* _Exercise details_
Where a line holds the word "AVOID", copy that line.

* _Information shown_
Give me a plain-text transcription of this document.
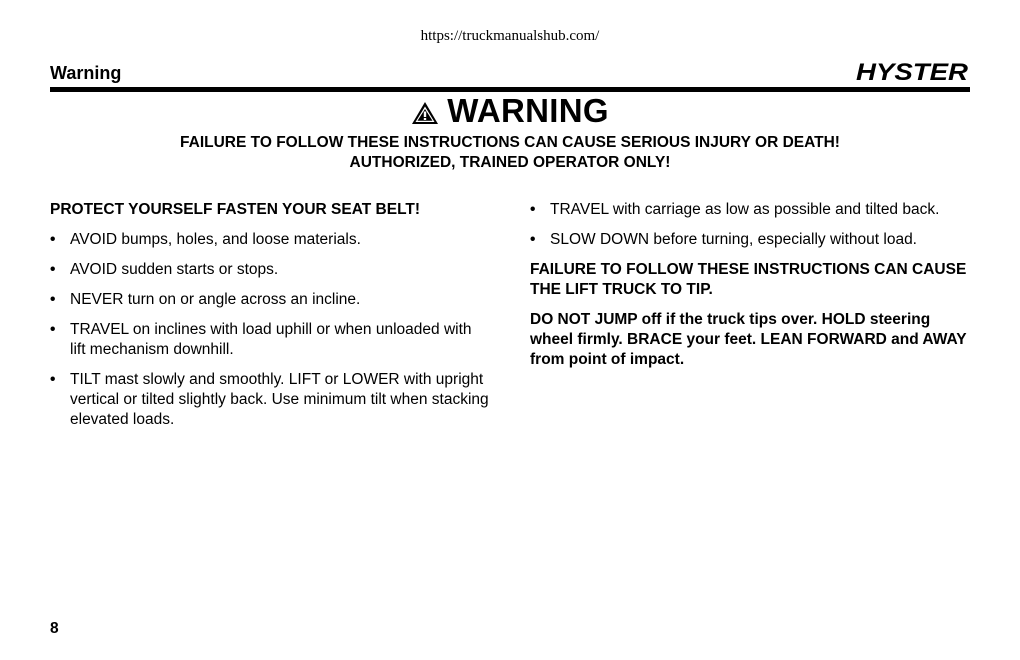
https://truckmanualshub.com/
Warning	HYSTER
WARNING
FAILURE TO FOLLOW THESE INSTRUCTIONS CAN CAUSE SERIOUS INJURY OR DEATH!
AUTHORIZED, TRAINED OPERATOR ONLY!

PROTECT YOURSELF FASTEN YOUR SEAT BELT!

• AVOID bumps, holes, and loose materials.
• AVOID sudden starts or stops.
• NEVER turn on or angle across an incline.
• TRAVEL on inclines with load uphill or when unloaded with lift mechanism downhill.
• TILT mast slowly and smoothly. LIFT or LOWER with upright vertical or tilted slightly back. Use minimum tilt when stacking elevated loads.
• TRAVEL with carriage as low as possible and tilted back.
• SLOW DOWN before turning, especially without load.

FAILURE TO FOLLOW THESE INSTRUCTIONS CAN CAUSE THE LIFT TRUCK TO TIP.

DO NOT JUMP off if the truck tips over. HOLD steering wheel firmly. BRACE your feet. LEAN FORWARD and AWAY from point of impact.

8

* _The output_
• AVOID bumps, holes, and loose materials.
• AVOID sudden starts or stops.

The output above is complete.